*** Given records ***

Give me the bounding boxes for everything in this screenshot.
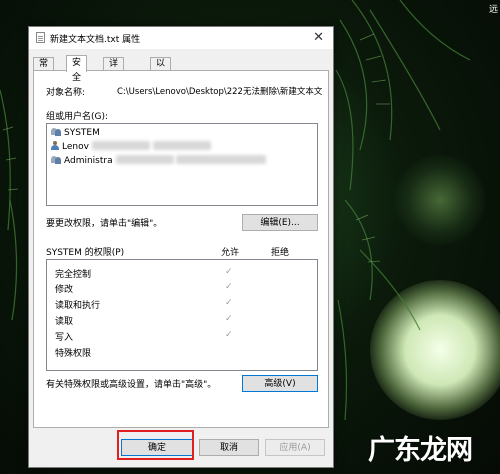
permissions-list[interactable]: 完全控制 ✓ 修改 ✓ 读取和执行 ✓ 读取 ✓ 写入 ✓ 特殊权限	[46, 259, 318, 371]
text-file-icon	[36, 32, 45, 43]
edit-hint: 要更改权限，请单击"编辑"。	[46, 219, 163, 229]
redacted-text	[176, 155, 267, 164]
redacted-text	[115, 155, 174, 164]
user-name: Administra	[64, 156, 113, 166]
allow-check-icon: ✓	[225, 298, 233, 308]
group-or-user-label: 组或用户名(G):	[46, 112, 109, 122]
allow-check-icon: ✓	[225, 267, 233, 277]
list-item-system[interactable]: SYSTEM	[51, 127, 100, 139]
cancel-button[interactable]: 取消	[199, 439, 259, 456]
title-bar[interactable]: 新建文本文档.txt 属性 ✕	[29, 27, 333, 49]
user-icon	[51, 141, 59, 150]
tab-previous-versions[interactable]: 以前的版本	[150, 57, 172, 121]
allow-check-icon: ✓	[225, 330, 233, 340]
object-name-value: C:\Users\Lenovo\Desktop\222无法删除\新建文本文	[117, 87, 323, 97]
permission-row-full-control: 完全控制	[55, 270, 92, 280]
list-item-administrators[interactable]: Administra	[51, 155, 267, 167]
permission-row-modify: 修改	[55, 285, 74, 295]
permission-row-write: 写入	[55, 333, 74, 343]
user-name: SYSTEM	[64, 128, 100, 138]
apply-button[interactable]: 应用(A)	[265, 439, 325, 456]
permissions-title: SYSTEM 的权限(P)	[46, 248, 125, 258]
watermark-text: 广东龙网	[368, 435, 473, 463]
security-panel: 对象名称: C:\Users\Lenovo\Desktop\222无法删除\新建…	[33, 70, 329, 428]
user-list[interactable]: SYSTEM Lenov Administra	[46, 123, 318, 206]
group-icon	[51, 155, 61, 164]
advanced-button[interactable]: 高级(V)	[242, 375, 318, 392]
tab-general[interactable]: 常规	[33, 57, 55, 82]
redacted-text	[91, 141, 150, 150]
object-name-label: 对象名称:	[46, 88, 86, 98]
ok-button-highlight	[117, 430, 194, 460]
permission-row-read-execute: 读取和执行	[55, 301, 101, 311]
properties-dialog: 新建文本文档.txt 属性 ✕ 常规 安全 详细信息 以前的版本 对象名称: C…	[28, 26, 334, 468]
edit-button[interactable]: 编辑(E)...	[242, 214, 318, 231]
allow-column-header: 允许	[221, 248, 240, 258]
list-item-lenovo[interactable]: Lenov	[51, 141, 211, 153]
advanced-hint: 有关特殊权限或高级设置，请单击"高级"。	[46, 380, 217, 390]
user-name: Lenov	[62, 142, 89, 152]
allow-check-icon: ✓	[225, 314, 233, 324]
group-icon	[51, 127, 61, 136]
permission-row-special: 特殊权限	[55, 349, 92, 359]
redacted-text	[152, 141, 211, 150]
deny-column-header: 拒绝	[271, 248, 290, 258]
tab-details[interactable]: 详细信息	[103, 57, 125, 108]
desktop-corner-label: 远	[488, 5, 498, 15]
dialog-title: 新建文本文档.txt 属性	[50, 35, 141, 45]
allow-check-icon: ✓	[225, 282, 233, 292]
watermark: 广东龙网	[354, 427, 494, 463]
permission-row-read: 读取	[55, 317, 74, 327]
tab-security[interactable]: 安全	[66, 55, 88, 83]
close-icon[interactable]: ✕	[313, 30, 324, 45]
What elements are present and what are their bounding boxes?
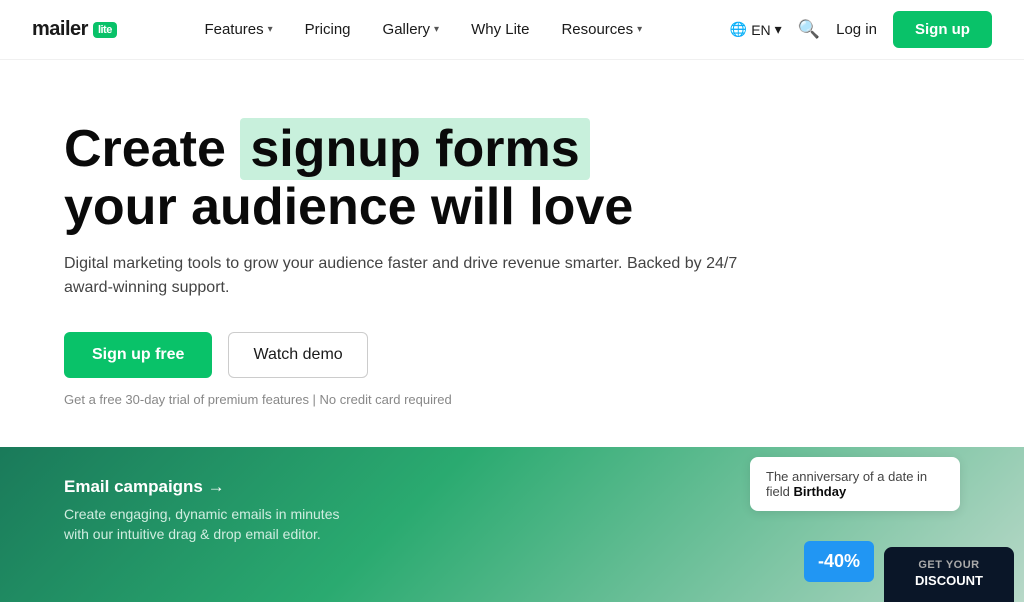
- discount-percent-badge: -40%: [804, 541, 874, 582]
- chevron-down-icon: ▾: [268, 24, 273, 35]
- nav-center: Features ▾ Pricing Gallery ▾ Why Lite Re…: [204, 21, 642, 38]
- hero-buttons: Sign up free Watch demo: [64, 332, 836, 378]
- hero-section: Create signup forms your audience will l…: [0, 60, 900, 447]
- navbar: mailer lite Features ▾ Pricing Gallery ▾…: [0, 0, 1024, 60]
- hero-subheadline: Digital marketing tools to grow your aud…: [64, 252, 744, 300]
- chevron-down-icon-lang: ▾: [775, 21, 782, 38]
- chevron-down-icon-gallery: ▾: [434, 24, 439, 35]
- email-campaigns-title: Email campaigns →: [64, 477, 344, 497]
- watch-demo-button[interactable]: Watch demo: [228, 332, 367, 378]
- hero-headline: Create signup forms your audience will l…: [64, 120, 836, 236]
- nav-signup-button[interactable]: Sign up: [893, 11, 992, 48]
- nav-features[interactable]: Features ▾: [204, 21, 272, 38]
- birthday-trigger-text: The anniversary of a date in field Birth…: [766, 469, 944, 499]
- logo-brand: mailer: [32, 18, 88, 41]
- hero-disclaimer: Get a free 30-day trial of premium featu…: [64, 392, 836, 407]
- signup-free-button[interactable]: Sign up free: [64, 332, 212, 378]
- birthday-trigger-card: The anniversary of a date in field Birth…: [750, 457, 960, 511]
- discount-badge: GET YOUR DISCOUNT: [884, 547, 1014, 602]
- chevron-down-icon-resources: ▾: [637, 24, 642, 35]
- email-campaigns-desc: Create engaging, dynamic emails in minut…: [64, 505, 344, 544]
- logo: mailer lite: [32, 18, 117, 41]
- globe-icon: 🌐: [730, 21, 747, 38]
- nav-why-lite[interactable]: Why Lite: [471, 21, 529, 38]
- bottom-section: Email campaigns → Create engaging, dynam…: [0, 447, 1024, 602]
- login-button[interactable]: Log in: [836, 21, 877, 38]
- nav-gallery[interactable]: Gallery ▾: [383, 21, 440, 38]
- search-icon[interactable]: 🔍: [798, 19, 820, 40]
- hero-highlight: signup forms: [240, 118, 589, 180]
- nav-resources[interactable]: Resources ▾: [561, 21, 642, 38]
- logo-badge: lite: [93, 22, 117, 38]
- email-campaigns-card: Email campaigns → Create engaging, dynam…: [64, 477, 344, 544]
- nav-pricing[interactable]: Pricing: [305, 21, 351, 38]
- discount-get-your: GET YOUR: [898, 559, 1000, 571]
- discount-label: DISCOUNT: [898, 573, 1000, 588]
- language-selector[interactable]: 🌐 EN ▾: [730, 21, 782, 38]
- nav-right: 🌐 EN ▾ 🔍 Log in Sign up: [730, 11, 992, 48]
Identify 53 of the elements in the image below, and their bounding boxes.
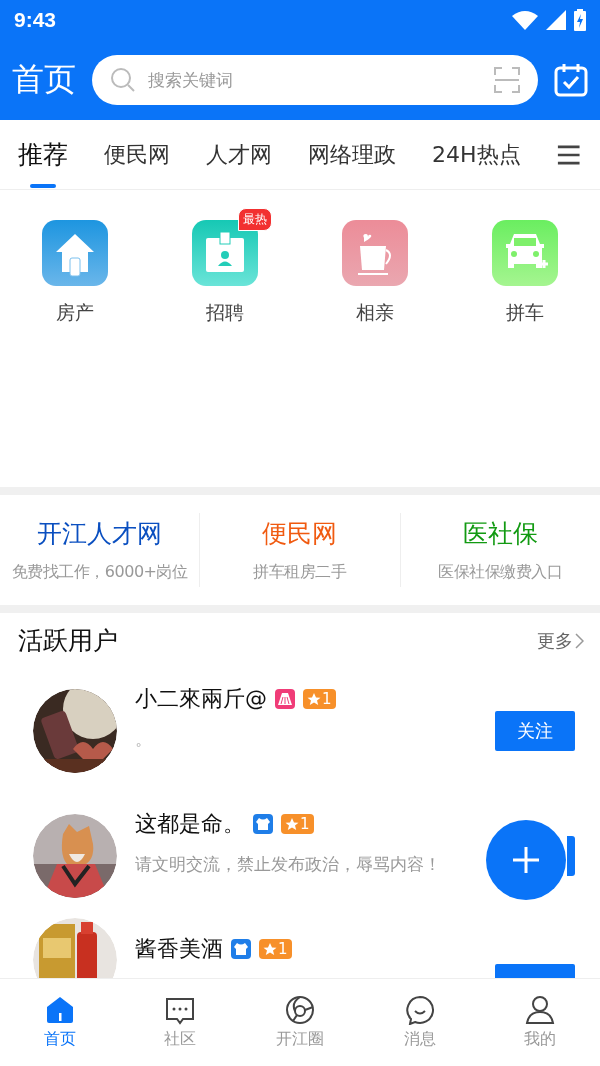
section-title: 活跃用户 (18, 625, 118, 657)
service-label[interactable]: 房产 (56, 300, 94, 326)
category-tab[interactable]: 人才网 (206, 119, 272, 190)
chat-bubble-icon (165, 995, 195, 1025)
link-subtitle: 医保社保缴费入口 (438, 562, 563, 583)
star-icon (307, 692, 321, 706)
house-icon[interactable] (42, 220, 108, 286)
plus-icon (512, 846, 540, 874)
star-icon (285, 817, 299, 831)
person-icon (525, 995, 555, 1025)
battery-icon (574, 9, 586, 31)
search-bar[interactable]: 搜索关键词 (92, 55, 538, 105)
level-number: 1 (278, 940, 288, 958)
chevron-right-icon (575, 632, 584, 649)
link-subtitle: 免费找工作，6000+岗位 (11, 562, 188, 583)
search-icon (110, 67, 136, 93)
search-field[interactable]: 搜索关键词 (146, 69, 484, 91)
more-link[interactable]: 更多 (537, 628, 584, 653)
level-number: 1 (322, 690, 332, 708)
nav-tab[interactable]: 首页 (0, 979, 120, 1066)
user-bio: 请文明交流，禁止发布政治，辱骂内容！ (135, 853, 442, 876)
service-label[interactable]: 相亲 (356, 300, 394, 326)
star-icon (263, 942, 277, 956)
service-label[interactable]: 拼车 (506, 300, 544, 326)
menu-icon[interactable] (556, 143, 580, 166)
calendar-check-icon[interactable] (554, 63, 588, 97)
category-tab[interactable]: 推荐 (18, 119, 68, 190)
user-name[interactable]: 小二來兩斤@ (135, 684, 267, 714)
link-title[interactable]: 医社保 (462, 517, 538, 550)
link-subtitle: 拼车租房二手 (253, 562, 347, 583)
follow-button[interactable] (567, 835, 575, 876)
clock-time: 9:43 (14, 8, 57, 32)
wifi-icon (512, 10, 538, 30)
user-name[interactable]: 这都是命。 (135, 809, 245, 839)
shirt-icon (231, 939, 251, 959)
user-bio: 。 (135, 728, 153, 751)
link-title[interactable]: 开江人才网 (37, 517, 163, 550)
level-number: 1 (300, 815, 310, 833)
category-tab[interactable]: 网络理政 (308, 119, 396, 190)
coffee-cup-icon[interactable] (342, 220, 408, 286)
signal-icon (546, 10, 566, 30)
category-tab[interactable]: 24H热点 (432, 119, 521, 190)
service-label[interactable]: 招聘 (206, 300, 244, 326)
user-name[interactable]: 酱香美酒 (135, 934, 223, 964)
shirt-icon (253, 814, 273, 834)
page-title: 首页 (12, 59, 76, 100)
aperture-icon (285, 995, 315, 1025)
speech-smile-icon (405, 995, 435, 1025)
follow-button[interactable]: 关注 (495, 710, 575, 751)
hot-badge: 最热 (238, 208, 272, 231)
skirt-icon (275, 689, 295, 709)
home-icon (45, 995, 75, 1025)
category-tab[interactable]: 便民网 (104, 119, 170, 190)
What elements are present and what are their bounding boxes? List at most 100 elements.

***

> Problem: Please update everything from "section-title: 活跃用户 (18, 625, 118, 657)" down to "star-icon (307, 692, 321, 706)", changing "link-subtitle" to "link-caption" and leaving the rest of those lines untouched.

> In response:
section-title: 活跃用户 (18, 625, 118, 657)
service-label[interactable]: 房产 (56, 300, 94, 326)
category-tab[interactable]: 人才网 (206, 119, 272, 190)
chat-bubble-icon (165, 995, 195, 1025)
link-caption: 医保社保缴费入口 (438, 562, 563, 583)
star-icon (307, 692, 321, 706)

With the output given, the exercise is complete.